Scan the entries for lines with the word "エヌディー", then copy those lines.

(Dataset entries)
....................
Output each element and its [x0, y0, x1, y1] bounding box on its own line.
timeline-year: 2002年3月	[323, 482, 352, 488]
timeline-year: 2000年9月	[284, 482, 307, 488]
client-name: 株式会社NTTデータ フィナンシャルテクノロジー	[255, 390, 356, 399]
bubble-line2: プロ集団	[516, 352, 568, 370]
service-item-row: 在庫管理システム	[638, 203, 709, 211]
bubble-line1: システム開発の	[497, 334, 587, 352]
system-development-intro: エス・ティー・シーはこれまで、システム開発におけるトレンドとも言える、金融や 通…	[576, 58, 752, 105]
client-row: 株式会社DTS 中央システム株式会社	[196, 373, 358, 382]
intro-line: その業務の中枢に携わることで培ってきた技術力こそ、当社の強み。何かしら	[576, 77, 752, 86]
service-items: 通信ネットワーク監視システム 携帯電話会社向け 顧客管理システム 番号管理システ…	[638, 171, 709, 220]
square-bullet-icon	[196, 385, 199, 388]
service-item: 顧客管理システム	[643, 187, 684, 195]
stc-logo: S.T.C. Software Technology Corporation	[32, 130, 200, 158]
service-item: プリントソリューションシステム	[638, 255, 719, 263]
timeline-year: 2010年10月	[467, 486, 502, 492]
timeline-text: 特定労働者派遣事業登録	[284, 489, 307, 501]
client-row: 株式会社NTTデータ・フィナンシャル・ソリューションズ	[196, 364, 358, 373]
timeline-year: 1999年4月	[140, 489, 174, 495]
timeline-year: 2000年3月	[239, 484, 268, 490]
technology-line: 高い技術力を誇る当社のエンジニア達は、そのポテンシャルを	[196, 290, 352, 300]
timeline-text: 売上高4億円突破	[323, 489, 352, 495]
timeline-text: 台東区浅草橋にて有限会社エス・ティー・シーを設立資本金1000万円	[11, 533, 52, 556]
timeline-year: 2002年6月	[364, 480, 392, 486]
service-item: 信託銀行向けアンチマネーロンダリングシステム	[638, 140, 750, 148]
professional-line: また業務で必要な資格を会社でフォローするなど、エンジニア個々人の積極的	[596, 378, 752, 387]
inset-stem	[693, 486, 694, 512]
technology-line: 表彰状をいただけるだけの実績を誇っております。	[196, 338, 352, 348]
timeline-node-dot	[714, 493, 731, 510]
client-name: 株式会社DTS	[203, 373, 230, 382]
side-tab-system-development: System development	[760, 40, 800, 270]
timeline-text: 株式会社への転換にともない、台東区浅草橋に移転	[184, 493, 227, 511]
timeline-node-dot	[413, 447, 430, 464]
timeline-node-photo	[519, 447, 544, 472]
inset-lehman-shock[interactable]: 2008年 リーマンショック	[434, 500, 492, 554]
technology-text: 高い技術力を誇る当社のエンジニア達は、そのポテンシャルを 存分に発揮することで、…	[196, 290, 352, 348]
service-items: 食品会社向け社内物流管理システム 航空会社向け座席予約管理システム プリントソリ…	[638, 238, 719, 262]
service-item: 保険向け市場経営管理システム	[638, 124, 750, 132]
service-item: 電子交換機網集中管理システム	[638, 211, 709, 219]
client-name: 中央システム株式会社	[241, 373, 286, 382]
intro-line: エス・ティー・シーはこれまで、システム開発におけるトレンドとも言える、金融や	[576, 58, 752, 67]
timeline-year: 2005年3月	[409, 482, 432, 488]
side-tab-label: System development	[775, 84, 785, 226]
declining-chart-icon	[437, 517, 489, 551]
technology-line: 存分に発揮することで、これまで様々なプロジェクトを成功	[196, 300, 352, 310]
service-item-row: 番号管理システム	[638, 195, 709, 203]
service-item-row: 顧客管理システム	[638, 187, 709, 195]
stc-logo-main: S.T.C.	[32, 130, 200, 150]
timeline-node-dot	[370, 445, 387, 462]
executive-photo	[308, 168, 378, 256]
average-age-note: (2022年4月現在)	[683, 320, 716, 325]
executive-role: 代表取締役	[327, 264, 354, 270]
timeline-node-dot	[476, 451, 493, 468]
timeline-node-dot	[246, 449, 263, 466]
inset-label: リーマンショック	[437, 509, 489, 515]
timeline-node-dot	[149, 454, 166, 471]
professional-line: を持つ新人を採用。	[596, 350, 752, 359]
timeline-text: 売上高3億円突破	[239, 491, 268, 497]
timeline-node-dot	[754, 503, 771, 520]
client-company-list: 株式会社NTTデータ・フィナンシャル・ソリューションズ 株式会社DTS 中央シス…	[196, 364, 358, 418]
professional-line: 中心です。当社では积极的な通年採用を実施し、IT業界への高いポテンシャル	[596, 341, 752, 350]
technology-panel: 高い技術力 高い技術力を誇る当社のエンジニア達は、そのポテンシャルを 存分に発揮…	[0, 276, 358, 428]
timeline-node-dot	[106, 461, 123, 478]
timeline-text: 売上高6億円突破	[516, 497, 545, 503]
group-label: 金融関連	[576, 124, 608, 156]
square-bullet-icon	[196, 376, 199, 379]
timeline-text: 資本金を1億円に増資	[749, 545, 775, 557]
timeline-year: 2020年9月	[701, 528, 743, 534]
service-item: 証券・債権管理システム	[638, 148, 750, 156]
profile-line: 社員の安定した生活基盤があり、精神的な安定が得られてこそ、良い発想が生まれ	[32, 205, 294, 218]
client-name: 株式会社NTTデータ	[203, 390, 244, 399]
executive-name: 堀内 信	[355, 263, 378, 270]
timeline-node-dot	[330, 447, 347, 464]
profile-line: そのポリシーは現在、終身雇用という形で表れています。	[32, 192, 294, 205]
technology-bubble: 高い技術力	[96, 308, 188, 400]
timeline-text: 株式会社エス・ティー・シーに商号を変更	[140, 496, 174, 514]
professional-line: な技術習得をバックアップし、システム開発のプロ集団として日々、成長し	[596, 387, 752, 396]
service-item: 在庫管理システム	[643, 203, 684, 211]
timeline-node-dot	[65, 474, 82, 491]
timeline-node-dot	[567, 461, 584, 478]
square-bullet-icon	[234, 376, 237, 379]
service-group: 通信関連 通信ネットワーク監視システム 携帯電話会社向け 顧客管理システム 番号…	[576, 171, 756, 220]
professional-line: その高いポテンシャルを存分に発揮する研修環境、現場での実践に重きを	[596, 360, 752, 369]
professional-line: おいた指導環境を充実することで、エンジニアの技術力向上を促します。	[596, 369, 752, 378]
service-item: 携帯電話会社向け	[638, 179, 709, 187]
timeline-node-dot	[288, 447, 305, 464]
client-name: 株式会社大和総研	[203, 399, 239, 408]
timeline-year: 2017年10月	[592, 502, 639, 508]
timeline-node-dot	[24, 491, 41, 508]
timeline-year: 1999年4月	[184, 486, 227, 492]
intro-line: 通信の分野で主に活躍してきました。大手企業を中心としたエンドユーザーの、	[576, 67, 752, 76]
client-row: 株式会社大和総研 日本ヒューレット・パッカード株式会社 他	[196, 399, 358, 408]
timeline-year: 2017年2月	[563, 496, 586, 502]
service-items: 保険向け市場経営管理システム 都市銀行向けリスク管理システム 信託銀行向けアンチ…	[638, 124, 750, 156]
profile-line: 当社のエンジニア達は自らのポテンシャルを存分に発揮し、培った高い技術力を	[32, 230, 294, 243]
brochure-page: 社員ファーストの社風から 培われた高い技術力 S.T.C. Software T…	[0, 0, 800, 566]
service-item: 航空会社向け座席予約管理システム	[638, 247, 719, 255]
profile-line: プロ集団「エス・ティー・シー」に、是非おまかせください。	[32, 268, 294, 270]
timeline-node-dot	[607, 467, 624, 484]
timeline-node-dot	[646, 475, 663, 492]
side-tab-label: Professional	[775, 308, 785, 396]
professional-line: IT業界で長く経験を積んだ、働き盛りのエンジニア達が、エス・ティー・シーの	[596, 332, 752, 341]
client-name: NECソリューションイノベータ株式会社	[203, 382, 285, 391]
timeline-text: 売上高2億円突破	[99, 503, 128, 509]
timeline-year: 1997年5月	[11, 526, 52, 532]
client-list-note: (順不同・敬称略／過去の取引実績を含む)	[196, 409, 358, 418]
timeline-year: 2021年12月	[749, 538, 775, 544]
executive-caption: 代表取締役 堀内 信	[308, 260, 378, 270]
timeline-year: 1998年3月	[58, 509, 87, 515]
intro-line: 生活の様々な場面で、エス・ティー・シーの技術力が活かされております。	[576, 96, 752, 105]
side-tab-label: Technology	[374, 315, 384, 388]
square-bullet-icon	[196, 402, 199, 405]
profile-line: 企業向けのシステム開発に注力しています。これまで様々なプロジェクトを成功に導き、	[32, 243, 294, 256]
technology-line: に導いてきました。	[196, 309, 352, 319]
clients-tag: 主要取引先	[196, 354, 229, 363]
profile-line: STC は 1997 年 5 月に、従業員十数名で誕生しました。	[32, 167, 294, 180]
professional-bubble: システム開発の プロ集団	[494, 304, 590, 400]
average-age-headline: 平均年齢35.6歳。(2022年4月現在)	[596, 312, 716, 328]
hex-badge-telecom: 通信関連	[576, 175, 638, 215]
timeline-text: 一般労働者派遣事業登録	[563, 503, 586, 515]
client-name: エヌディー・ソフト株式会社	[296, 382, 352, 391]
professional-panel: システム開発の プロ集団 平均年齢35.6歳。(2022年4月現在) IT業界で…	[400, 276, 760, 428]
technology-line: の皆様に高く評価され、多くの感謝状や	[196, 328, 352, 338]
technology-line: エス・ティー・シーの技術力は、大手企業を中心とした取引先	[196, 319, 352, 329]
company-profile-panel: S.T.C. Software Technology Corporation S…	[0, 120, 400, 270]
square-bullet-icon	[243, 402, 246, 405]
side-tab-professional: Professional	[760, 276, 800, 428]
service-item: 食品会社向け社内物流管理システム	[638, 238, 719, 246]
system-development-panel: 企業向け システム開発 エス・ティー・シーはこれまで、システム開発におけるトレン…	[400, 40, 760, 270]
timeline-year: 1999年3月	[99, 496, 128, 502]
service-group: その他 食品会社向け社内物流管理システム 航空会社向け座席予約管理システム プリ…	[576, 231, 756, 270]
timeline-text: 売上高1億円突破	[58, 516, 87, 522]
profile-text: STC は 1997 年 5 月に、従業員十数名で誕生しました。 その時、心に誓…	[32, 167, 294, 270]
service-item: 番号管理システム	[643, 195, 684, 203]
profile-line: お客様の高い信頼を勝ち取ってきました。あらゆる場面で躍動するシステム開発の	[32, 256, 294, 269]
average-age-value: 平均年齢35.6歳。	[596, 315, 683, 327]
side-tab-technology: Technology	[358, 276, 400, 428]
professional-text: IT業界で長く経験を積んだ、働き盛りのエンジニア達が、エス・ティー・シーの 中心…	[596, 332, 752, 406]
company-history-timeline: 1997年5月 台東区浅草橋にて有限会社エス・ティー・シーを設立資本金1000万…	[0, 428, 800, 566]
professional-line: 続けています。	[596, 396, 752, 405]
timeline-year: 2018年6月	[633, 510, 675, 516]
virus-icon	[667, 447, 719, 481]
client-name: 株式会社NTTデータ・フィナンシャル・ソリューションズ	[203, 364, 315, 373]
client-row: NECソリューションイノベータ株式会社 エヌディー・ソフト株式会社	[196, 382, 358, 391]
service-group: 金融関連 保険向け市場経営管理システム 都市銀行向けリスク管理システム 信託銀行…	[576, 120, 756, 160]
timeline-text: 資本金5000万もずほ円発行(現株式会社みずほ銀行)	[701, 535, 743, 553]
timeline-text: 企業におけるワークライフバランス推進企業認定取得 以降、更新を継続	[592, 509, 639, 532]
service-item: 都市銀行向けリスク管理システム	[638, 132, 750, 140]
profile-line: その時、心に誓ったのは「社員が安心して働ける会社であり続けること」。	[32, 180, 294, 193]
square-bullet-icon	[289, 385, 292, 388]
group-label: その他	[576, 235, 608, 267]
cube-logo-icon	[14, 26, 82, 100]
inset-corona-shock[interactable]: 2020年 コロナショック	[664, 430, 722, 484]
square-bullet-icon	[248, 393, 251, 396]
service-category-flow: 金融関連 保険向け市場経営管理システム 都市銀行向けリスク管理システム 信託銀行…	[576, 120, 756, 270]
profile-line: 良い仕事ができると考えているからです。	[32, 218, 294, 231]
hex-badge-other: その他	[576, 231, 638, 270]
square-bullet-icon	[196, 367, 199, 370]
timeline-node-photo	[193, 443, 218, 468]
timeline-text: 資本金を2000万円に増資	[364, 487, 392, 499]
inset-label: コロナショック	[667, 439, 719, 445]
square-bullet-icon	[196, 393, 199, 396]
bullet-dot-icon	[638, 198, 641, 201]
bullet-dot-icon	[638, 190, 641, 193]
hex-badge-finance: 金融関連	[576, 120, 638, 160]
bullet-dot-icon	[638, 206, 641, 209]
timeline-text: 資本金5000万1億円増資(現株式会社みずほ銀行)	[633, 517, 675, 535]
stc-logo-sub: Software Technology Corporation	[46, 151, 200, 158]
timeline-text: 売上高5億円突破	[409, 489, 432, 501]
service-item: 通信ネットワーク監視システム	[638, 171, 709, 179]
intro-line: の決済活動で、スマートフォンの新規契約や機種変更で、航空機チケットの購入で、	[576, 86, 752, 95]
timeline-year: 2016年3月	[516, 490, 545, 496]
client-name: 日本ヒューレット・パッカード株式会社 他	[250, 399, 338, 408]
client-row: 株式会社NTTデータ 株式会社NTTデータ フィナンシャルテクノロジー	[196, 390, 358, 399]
....................
◆ **Written response**:
client-name: エヌディー・ソフト株式会社	[296, 382, 352, 391]
client-row: NECソリューションイノベータ株式会社 エヌディー・ソフト株式会社	[196, 382, 358, 391]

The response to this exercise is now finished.